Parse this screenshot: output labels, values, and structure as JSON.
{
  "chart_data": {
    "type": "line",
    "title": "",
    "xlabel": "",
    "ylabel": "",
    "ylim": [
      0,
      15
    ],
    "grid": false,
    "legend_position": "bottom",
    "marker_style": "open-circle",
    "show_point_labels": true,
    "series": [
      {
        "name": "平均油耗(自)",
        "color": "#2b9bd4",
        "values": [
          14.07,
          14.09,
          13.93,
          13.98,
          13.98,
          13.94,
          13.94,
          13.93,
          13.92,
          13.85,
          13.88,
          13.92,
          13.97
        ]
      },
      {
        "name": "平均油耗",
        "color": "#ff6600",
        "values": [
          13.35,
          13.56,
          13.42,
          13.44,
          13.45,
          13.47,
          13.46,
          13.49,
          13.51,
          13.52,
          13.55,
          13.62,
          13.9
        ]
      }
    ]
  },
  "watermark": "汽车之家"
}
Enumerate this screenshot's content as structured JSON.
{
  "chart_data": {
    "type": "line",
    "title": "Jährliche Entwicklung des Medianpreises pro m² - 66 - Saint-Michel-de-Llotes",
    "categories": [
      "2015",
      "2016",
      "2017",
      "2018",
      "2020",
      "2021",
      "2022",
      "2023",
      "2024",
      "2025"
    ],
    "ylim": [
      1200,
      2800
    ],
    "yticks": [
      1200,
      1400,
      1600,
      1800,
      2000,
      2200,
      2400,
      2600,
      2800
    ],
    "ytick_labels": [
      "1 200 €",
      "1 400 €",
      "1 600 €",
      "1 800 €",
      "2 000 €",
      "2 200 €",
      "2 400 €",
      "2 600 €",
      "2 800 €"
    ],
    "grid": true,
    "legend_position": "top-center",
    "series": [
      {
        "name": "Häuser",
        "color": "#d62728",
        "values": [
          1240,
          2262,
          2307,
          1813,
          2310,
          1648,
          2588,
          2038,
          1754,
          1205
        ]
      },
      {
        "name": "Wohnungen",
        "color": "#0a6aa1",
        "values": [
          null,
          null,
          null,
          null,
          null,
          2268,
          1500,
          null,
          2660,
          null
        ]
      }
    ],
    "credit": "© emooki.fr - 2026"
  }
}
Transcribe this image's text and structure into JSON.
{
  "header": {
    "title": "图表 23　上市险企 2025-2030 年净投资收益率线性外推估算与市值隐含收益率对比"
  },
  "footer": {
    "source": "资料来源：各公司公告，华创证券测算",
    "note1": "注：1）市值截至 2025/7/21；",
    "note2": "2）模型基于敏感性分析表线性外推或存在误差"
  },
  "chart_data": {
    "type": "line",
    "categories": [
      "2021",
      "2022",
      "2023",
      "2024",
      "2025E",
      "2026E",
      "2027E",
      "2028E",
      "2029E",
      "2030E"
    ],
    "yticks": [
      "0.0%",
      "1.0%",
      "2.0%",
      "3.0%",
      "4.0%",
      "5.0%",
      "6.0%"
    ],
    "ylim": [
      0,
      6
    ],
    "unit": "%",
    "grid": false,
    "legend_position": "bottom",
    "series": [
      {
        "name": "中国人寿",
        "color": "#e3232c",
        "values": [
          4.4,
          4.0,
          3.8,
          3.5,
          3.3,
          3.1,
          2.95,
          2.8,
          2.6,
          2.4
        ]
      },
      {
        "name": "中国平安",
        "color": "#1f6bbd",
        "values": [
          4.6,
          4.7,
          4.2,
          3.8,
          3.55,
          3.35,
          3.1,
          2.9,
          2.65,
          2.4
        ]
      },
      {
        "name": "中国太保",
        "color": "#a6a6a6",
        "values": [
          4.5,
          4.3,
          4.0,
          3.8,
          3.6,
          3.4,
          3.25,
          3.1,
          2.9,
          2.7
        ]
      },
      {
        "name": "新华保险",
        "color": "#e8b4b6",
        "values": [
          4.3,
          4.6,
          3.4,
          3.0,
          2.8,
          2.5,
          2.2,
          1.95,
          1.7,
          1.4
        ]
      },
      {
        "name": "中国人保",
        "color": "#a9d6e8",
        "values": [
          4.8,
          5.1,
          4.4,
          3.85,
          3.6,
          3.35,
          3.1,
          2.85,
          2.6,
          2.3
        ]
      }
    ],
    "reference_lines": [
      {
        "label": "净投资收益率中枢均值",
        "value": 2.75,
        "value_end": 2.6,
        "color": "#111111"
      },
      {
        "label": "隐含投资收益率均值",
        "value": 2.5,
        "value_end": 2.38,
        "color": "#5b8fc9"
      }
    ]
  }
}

» **What the task requires**
Copy down every line of the material above that includes the string "title".

» **Complete answer**
    "title": "",
    "title": "Jährliche Entwicklung des Medianpreises pro m² - 66 - Saint-Michel-de-Llotes",
    "title": "图表 23　上市险企 2025-2030 年净投资收益率线性外推估算与市值隐含收益率对比"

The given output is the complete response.